[Record excerpts]
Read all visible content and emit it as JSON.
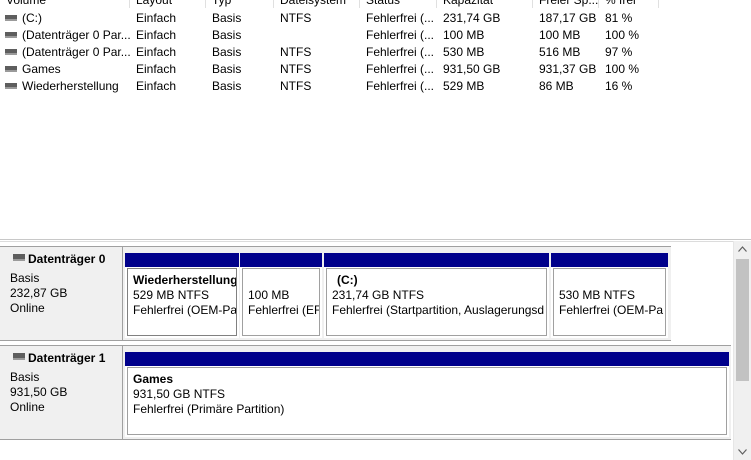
{
  "volume_list": {
    "columns": [
      "Volume",
      "Layout",
      "Typ",
      "Dateisystem",
      "Status",
      "Kapazität",
      "Freier Sp...",
      "% frei"
    ],
    "rows": [
      [
        "(C:)",
        "Einfach",
        "Basis",
        "NTFS",
        "Fehlerfrei (...",
        "231,74 GB",
        "187,17 GB",
        "81 %"
      ],
      [
        "(Datenträger 0 Par...",
        "Einfach",
        "Basis",
        "",
        "Fehlerfrei (...",
        "100 MB",
        "100 MB",
        "100 %"
      ],
      [
        "(Datenträger 0 Par...",
        "Einfach",
        "Basis",
        "NTFS",
        "Fehlerfrei (...",
        "530 MB",
        "516 MB",
        "97 %"
      ],
      [
        "Games",
        "Einfach",
        "Basis",
        "NTFS",
        "Fehlerfrei (...",
        "931,50 GB",
        "931,37 GB",
        "100 %"
      ],
      [
        "Wiederherstellung",
        "Einfach",
        "Basis",
        "NTFS",
        "Fehlerfrei (...",
        "529 MB",
        "86 MB",
        "16 %"
      ]
    ]
  },
  "disks": [
    {
      "title": "Datenträger 0",
      "type": "Basis",
      "size": "232,87 GB",
      "state": "Online",
      "partitions": [
        {
          "name": "Wiederherstellung",
          "size": "529 MB NTFS",
          "status": "Fehlerfrei (OEM-Pa"
        },
        {
          "name": "",
          "size": "100 MB",
          "status": "Fehlerfrei (EF"
        },
        {
          "name": "(C:)",
          "size": "231,74 GB NTFS",
          "status": "Fehlerfrei (Startpartition, Auslagerungsd"
        },
        {
          "name": "",
          "size": "530 MB NTFS",
          "status": "Fehlerfrei (OEM-Pa"
        }
      ]
    },
    {
      "title": "Datenträger 1",
      "type": "Basis",
      "size": "931,50 GB",
      "state": "Online",
      "partitions": [
        {
          "name": "Games",
          "size": "931,50 GB NTFS",
          "status": "Fehlerfrei (Primäre Partition)"
        }
      ]
    }
  ],
  "icons": {
    "volume": "drive-icon",
    "disk": "disk-icon",
    "scroll_up": "scroll-up-arrow-icon",
    "scroll_down": "scroll-down-arrow-icon"
  },
  "colors": {
    "partition_bar": "#00008b",
    "panel_bg": "#f0f0f0"
  }
}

[Problem statement]
All lines above containing the string "Datenträger" are to be collected.

[Completed task]
        "(Datenträger 0 Par...",
        "(Datenträger 0 Par...",
      "title": "Datenträger 0",
      "title": "Datenträger 1",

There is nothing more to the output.